■ Goal
Below are some entries. Work out how many of their lines hold the word "from", and write that number alone.

■ Input rows
★ ★ ★ ★ ★ ★ ★

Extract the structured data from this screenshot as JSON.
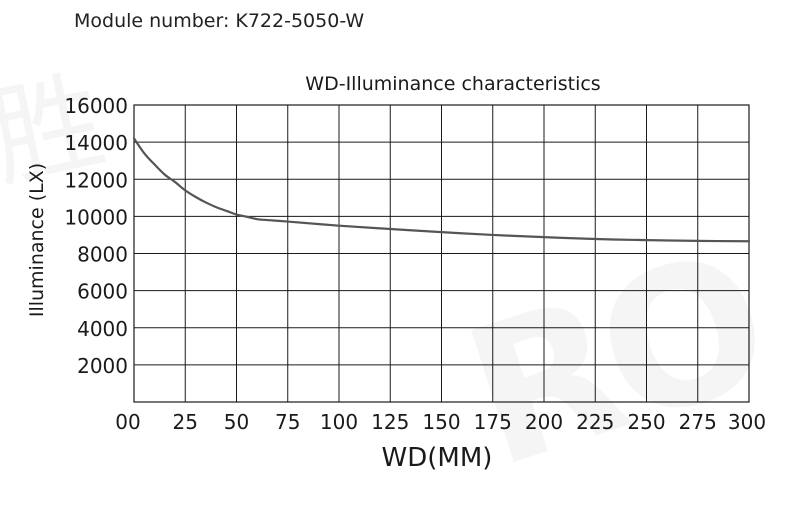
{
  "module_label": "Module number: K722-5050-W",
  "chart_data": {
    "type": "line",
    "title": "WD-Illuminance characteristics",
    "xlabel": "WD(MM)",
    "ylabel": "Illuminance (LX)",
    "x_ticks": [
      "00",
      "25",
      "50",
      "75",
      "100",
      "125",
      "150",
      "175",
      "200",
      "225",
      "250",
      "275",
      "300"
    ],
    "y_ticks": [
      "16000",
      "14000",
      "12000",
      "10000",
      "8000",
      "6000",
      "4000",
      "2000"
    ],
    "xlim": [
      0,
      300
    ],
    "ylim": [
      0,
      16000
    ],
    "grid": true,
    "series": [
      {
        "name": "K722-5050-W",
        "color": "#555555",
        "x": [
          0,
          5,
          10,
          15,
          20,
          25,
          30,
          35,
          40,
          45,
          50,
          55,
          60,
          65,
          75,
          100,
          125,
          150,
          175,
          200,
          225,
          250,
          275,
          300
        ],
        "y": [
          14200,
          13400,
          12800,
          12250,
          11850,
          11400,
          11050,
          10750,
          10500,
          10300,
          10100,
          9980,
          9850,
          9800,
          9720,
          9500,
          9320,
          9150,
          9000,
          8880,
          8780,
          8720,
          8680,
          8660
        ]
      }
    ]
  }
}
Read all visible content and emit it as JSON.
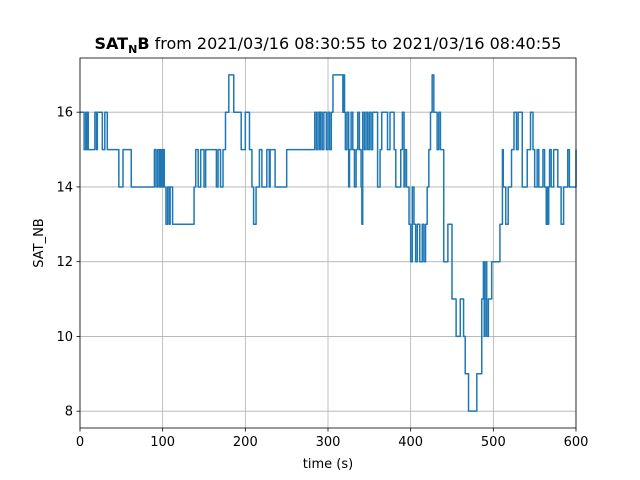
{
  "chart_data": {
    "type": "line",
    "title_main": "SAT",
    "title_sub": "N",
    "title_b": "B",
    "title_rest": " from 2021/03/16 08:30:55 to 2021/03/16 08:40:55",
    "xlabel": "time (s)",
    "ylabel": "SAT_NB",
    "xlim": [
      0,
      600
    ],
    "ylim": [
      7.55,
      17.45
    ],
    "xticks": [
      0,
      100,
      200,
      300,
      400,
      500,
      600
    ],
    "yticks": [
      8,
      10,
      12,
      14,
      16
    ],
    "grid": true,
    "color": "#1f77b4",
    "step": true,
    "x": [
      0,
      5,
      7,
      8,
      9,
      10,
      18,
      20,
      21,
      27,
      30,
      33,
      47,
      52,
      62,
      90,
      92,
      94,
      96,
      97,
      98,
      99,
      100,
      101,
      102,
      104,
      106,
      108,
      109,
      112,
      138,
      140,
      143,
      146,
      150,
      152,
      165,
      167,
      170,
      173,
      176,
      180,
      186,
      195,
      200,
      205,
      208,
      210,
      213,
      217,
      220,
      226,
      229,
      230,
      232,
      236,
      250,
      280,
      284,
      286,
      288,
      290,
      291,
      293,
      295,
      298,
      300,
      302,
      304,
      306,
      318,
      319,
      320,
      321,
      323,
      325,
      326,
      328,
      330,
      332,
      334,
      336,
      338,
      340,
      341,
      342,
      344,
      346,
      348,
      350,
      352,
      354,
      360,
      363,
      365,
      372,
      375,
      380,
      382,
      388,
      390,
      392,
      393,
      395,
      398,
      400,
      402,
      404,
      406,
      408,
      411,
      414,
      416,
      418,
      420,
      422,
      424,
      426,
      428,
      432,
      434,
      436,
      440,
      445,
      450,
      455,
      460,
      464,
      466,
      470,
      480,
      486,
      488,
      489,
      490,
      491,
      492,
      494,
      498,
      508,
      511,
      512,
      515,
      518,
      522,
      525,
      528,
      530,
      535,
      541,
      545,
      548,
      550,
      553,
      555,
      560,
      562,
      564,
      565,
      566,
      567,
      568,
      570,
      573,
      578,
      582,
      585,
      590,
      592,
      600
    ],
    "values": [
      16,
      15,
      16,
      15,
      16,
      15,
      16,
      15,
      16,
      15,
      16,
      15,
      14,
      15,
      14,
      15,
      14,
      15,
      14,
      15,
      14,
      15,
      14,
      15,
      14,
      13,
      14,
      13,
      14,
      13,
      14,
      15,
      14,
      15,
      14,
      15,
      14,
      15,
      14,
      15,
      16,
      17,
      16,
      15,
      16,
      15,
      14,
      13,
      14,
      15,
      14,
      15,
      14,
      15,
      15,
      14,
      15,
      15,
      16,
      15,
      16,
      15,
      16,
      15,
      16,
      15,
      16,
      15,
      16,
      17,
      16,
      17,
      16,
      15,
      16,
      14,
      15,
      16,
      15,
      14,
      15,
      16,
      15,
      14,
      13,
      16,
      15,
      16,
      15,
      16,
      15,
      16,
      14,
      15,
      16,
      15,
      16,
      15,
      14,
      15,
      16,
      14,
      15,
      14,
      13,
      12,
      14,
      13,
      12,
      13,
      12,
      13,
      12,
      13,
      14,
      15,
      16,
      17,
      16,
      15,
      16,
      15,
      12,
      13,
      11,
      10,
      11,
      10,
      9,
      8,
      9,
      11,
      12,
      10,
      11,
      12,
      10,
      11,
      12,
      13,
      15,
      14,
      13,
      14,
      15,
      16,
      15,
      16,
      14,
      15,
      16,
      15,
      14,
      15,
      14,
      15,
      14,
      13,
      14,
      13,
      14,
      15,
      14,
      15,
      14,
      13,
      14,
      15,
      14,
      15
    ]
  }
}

★ ★ ★ ★ ★ ★ ★

■ Written answer
2